━━━ Information supplied

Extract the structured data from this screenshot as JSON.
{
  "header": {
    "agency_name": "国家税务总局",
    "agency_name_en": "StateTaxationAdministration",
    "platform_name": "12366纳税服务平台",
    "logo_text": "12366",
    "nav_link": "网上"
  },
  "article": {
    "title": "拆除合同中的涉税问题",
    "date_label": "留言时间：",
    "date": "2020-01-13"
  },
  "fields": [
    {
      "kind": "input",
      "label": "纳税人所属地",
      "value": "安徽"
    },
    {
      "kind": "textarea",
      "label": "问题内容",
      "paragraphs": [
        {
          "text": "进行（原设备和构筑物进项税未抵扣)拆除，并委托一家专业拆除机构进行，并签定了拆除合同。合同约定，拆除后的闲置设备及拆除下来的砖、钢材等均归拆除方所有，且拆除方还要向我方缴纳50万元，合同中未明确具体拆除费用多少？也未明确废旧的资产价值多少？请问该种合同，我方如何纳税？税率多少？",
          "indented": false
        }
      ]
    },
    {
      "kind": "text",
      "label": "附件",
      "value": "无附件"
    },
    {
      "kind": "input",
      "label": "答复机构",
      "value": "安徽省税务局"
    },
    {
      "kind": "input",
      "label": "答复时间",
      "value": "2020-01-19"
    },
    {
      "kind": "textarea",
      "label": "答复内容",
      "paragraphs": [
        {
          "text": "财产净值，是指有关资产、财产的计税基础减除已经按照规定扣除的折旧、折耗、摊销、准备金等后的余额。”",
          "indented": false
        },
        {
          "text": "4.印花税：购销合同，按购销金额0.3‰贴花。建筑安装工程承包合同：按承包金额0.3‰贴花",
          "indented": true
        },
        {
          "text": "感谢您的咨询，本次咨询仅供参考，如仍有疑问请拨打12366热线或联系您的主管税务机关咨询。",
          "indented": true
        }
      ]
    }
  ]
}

━━━━━━

▶ [To be done]
Every entry should be output exactly as written, please.

▶ [Response below]
Extract the structured data from this screenshot as JSON.
{
  "header": {
    "agency_name": "国家税务总局",
    "agency_name_en": "StateTaxationAdministration",
    "platform_name": "12366纳税服务平台",
    "logo_text": "12366",
    "nav_link": "网上"
  },
  "article": {
    "title": "拆除合同中的涉税问题",
    "date_label": "留言时间：",
    "date": "2020-01-13"
  },
  "fields": [
    {
      "kind": "input",
      "label": "纳税人所属地",
      "value": "安徽"
    },
    {
      "kind": "textarea",
      "label": "问题内容",
      "paragraphs": [
        {
          "text": "进行（原设备和构筑物进项税未抵扣)拆除，并委托一家专业拆除机构进行，并签定了拆除合同。合同约定，拆除后的闲置设备及拆除下来的砖、钢材等均归拆除方所有，且拆除方还要向我方缴纳50万元，合同中未明确具体拆除费用多少？也未明确废旧的资产价值多少？请问该种合同，我方如何纳税？税率多少？",
          "indented": false
        }
      ]
    },
    {
      "kind": "text",
      "label": "附件",
      "value": "无附件"
    },
    {
      "kind": "input",
      "label": "答复机构",
      "value": "安徽省税务局"
    },
    {
      "kind": "input",
      "label": "答复时间",
      "value": "2020-01-19"
    },
    {
      "kind": "textarea",
      "label": "答复内容",
      "paragraphs": [
        {
          "text": "财产净值，是指有关资产、财产的计税基础减除已经按照规定扣除的折旧、折耗、摊销、准备金等后的余额。”",
          "indented": false
        },
        {
          "text": "4.印花税：购销合同，按购销金额0.3‰贴花。建筑安装工程承包合同：按承包金额0.3‰贴花",
          "indented": true
        },
        {
          "text": "感谢您的咨询，本次咨询仅供参考，如仍有疑问请拨打12366热线或联系您的主管税务机关咨询。",
          "indented": true
        }
      ]
    }
  ]
}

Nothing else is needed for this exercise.